[Dataset items]
★ ★ ★ ★ ★
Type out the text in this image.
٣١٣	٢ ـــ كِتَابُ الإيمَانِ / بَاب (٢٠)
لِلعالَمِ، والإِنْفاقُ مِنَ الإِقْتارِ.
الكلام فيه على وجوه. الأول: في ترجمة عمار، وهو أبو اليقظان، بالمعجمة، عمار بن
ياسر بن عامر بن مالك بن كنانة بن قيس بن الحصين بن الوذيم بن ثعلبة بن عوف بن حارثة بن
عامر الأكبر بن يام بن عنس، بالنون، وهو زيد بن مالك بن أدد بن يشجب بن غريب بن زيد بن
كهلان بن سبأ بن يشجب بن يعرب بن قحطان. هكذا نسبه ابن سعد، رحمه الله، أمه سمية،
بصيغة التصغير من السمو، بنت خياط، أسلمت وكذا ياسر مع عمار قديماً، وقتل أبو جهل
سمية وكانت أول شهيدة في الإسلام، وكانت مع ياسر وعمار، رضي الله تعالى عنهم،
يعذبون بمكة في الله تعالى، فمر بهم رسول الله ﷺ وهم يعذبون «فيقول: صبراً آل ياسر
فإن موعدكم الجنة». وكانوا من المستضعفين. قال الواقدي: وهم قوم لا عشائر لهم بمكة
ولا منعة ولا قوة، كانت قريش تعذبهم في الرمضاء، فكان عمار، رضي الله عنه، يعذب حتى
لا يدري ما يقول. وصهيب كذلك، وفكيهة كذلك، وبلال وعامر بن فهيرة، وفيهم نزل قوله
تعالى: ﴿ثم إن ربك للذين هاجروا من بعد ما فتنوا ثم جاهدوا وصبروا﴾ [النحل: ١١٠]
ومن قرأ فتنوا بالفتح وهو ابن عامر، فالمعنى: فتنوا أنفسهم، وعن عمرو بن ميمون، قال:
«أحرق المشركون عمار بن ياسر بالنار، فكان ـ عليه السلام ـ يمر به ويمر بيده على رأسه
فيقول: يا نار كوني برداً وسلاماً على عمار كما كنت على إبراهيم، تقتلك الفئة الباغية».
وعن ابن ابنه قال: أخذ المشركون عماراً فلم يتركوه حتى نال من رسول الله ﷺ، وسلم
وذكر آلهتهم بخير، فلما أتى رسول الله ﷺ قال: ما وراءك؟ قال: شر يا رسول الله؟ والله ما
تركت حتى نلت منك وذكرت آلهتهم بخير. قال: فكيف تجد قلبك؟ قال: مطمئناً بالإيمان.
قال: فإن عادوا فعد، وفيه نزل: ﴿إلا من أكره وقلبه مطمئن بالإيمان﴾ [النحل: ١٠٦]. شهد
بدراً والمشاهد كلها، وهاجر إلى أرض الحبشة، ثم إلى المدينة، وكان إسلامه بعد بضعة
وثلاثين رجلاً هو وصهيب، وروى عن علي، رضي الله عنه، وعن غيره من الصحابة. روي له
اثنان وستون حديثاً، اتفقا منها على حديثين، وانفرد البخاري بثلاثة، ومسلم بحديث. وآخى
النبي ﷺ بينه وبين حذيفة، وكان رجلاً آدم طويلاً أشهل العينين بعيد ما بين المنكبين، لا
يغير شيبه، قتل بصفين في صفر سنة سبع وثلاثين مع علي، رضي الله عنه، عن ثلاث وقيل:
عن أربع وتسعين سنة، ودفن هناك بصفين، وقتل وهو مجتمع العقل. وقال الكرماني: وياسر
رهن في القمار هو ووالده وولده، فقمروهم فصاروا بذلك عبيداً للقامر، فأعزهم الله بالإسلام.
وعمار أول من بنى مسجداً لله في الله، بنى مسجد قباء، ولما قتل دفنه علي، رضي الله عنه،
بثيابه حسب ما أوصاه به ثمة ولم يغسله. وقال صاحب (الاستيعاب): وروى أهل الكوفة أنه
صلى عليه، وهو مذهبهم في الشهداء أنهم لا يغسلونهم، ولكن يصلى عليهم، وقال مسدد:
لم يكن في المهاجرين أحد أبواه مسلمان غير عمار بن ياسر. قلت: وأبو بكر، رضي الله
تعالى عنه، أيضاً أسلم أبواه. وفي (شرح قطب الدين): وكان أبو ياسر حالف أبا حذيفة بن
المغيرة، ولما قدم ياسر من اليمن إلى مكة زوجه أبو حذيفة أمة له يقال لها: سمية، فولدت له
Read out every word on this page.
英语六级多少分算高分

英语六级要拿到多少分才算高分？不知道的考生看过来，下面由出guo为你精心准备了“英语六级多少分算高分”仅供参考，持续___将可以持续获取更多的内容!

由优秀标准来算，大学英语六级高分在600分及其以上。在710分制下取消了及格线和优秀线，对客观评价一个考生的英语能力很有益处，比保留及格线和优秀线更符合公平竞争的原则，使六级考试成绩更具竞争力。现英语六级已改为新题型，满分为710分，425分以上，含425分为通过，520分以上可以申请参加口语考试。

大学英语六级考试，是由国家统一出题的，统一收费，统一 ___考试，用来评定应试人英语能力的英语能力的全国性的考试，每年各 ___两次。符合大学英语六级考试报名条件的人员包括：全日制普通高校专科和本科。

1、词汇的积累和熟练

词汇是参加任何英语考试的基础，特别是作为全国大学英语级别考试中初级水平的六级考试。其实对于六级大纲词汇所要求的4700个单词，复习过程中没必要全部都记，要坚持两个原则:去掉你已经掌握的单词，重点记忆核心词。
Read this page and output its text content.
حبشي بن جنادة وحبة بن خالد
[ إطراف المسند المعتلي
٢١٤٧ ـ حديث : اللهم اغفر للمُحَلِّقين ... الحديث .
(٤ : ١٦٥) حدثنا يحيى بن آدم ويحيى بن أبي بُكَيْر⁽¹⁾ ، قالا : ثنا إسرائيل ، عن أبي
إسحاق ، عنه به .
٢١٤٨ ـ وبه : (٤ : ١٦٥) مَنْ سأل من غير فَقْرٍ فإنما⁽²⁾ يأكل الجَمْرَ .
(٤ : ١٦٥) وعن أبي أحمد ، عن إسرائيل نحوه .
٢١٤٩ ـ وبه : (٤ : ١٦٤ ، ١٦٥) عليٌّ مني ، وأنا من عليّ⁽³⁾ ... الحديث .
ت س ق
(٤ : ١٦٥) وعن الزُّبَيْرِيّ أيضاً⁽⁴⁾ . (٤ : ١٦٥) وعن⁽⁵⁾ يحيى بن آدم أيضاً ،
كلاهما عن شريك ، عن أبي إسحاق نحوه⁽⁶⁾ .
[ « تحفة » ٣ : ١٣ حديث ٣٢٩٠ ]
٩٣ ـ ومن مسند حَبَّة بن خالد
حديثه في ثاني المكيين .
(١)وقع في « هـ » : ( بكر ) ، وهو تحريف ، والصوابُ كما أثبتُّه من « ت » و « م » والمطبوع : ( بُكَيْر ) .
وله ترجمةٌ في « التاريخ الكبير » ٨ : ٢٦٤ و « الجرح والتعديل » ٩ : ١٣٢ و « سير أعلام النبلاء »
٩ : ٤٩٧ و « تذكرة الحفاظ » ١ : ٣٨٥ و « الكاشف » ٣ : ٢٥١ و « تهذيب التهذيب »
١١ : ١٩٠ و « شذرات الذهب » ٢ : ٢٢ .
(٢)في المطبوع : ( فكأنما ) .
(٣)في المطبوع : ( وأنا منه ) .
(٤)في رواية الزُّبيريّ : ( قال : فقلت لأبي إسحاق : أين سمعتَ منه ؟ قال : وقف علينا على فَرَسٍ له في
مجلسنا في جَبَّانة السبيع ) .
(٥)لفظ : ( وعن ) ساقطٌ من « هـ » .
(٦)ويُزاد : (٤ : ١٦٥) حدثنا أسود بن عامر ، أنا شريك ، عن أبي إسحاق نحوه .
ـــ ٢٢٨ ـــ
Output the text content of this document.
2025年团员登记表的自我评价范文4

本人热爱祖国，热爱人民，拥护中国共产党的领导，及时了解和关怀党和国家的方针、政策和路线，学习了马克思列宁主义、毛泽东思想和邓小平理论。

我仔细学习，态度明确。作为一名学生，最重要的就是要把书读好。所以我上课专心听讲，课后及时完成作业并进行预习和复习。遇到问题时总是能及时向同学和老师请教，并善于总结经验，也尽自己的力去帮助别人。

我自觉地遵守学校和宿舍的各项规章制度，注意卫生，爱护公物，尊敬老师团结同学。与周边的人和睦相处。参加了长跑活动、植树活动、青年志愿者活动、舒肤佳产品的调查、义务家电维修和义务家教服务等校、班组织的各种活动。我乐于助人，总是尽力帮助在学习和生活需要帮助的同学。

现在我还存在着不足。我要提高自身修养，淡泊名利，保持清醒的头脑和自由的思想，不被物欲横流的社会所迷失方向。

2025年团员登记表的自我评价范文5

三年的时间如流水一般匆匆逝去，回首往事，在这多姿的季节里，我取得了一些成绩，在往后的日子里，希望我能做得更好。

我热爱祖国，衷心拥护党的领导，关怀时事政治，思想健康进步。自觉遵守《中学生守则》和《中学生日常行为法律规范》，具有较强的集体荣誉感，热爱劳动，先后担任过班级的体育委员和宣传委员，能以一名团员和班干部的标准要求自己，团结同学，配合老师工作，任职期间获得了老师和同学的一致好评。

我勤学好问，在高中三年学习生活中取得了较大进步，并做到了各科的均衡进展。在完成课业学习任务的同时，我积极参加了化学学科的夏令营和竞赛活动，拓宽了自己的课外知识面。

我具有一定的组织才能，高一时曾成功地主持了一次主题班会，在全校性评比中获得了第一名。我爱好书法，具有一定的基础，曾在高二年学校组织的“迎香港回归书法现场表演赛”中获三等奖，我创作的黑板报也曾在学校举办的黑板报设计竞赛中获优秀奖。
★ ★ ★ ★ ★
» Written instruction
Using the records above, gather all lines where the string "content" is present.

» Solution to this exercise
Read this page and output its text content.
Output the text content of this document.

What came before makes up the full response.